### Direction
Every line below is to be copied exactly, with the pictures left out.

═══

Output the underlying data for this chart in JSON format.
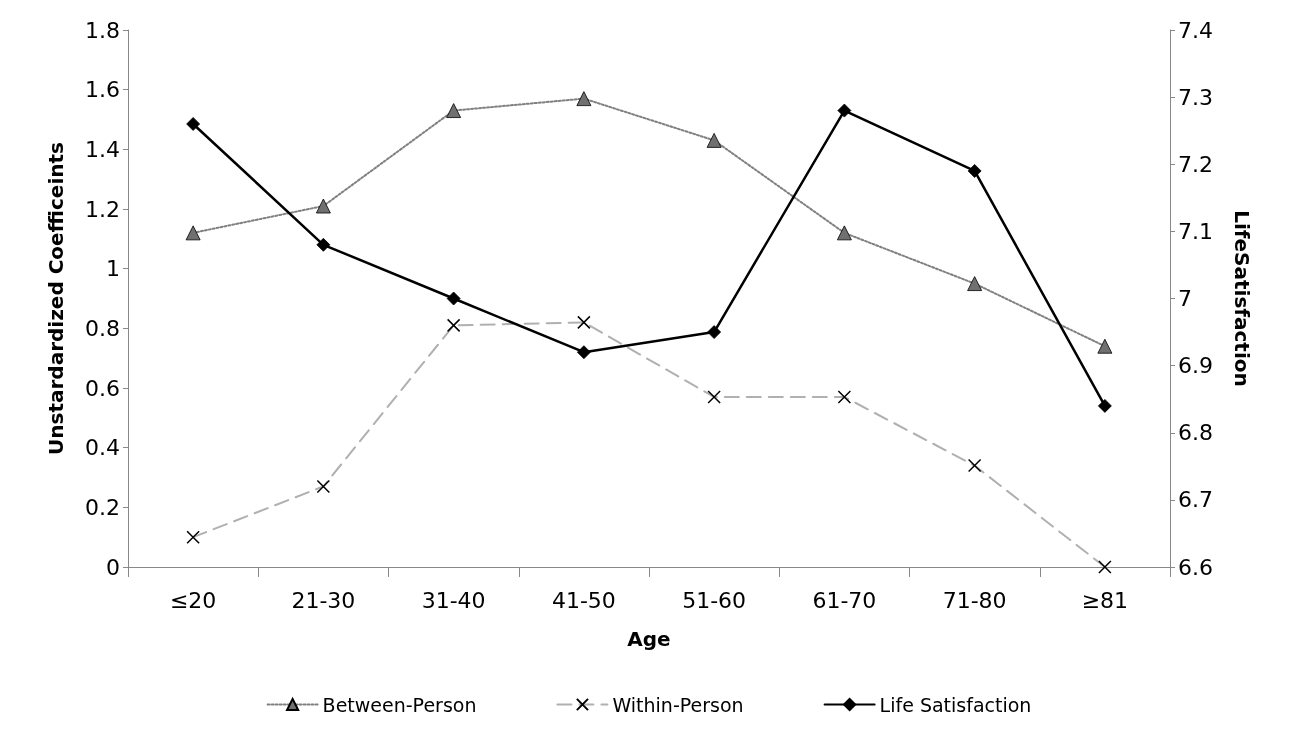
{
  "chart_data": {
    "type": "line",
    "xlabel": "Age",
    "ylabel": "Unstardardized Coefficeints",
    "y2label": "LifeSatisfaction",
    "categories": [
      "≤20",
      "21-30",
      "31-40",
      "41-50",
      "51-60",
      "61-70",
      "71-80",
      "≥81"
    ],
    "series": [
      {
        "name": "Between-Person",
        "color": "#808080",
        "marker": "triangle",
        "line_style": "dotted",
        "values": [
          1.12,
          1.21,
          1.53,
          1.57,
          1.43,
          1.12,
          0.95,
          0.74
        ]
      },
      {
        "name": "Within-Person",
        "color": "#b0b0b0",
        "marker": "cross",
        "line_style": "dashed",
        "values": [
          0.1,
          0.27,
          0.81,
          0.82,
          0.57,
          0.57,
          0.34,
          0.0
        ]
      },
      {
        "name": "Life Satisfaction",
        "color": "#000000",
        "marker": "diamond",
        "line_style": "solid",
        "axis": "y2",
        "values": [
          7.26,
          7.08,
          7.0,
          6.92,
          6.95,
          7.28,
          7.19,
          6.84
        ]
      }
    ],
    "ylim": [
      0,
      1.8
    ],
    "yticks": [
      0,
      0.2,
      0.4,
      0.6,
      0.8,
      1,
      1.2,
      1.4,
      1.6,
      1.8
    ],
    "y2lim": [
      6.6,
      7.4
    ],
    "y2ticks": [
      6.6,
      6.7,
      6.8,
      6.9,
      7,
      7.1,
      7.2,
      7.3,
      7.4
    ],
    "grid": false,
    "legend": "bottom"
  }
}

═══

### Exercise answer
Output the underlying data for this chart in JSON format.
{
  "chart_data": {
    "type": "line",
    "xlabel": "Age",
    "ylabel": "Unstardardized Coefficeints",
    "y2label": "LifeSatisfaction",
    "categories": [
      "≤20",
      "21-30",
      "31-40",
      "41-50",
      "51-60",
      "61-70",
      "71-80",
      "≥81"
    ],
    "series": [
      {
        "name": "Between-Person",
        "color": "#808080",
        "marker": "triangle",
        "line_style": "dotted",
        "values": [
          1.12,
          1.21,
          1.53,
          1.57,
          1.43,
          1.12,
          0.95,
          0.74
        ]
      },
      {
        "name": "Within-Person",
        "color": "#b0b0b0",
        "marker": "cross",
        "line_style": "dashed",
        "values": [
          0.1,
          0.27,
          0.81,
          0.82,
          0.57,
          0.57,
          0.34,
          0.0
        ]
      },
      {
        "name": "Life Satisfaction",
        "color": "#000000",
        "marker": "diamond",
        "line_style": "solid",
        "axis": "y2",
        "values": [
          7.26,
          7.08,
          7.0,
          6.92,
          6.95,
          7.28,
          7.19,
          6.84
        ]
      }
    ],
    "ylim": [
      0,
      1.8
    ],
    "yticks": [
      0,
      0.2,
      0.4,
      0.6,
      0.8,
      1,
      1.2,
      1.4,
      1.6,
      1.8
    ],
    "y2lim": [
      6.6,
      7.4
    ],
    "y2ticks": [
      6.6,
      6.7,
      6.8,
      6.9,
      7,
      7.1,
      7.2,
      7.3,
      7.4
    ],
    "grid": false,
    "legend": "bottom"
  }
}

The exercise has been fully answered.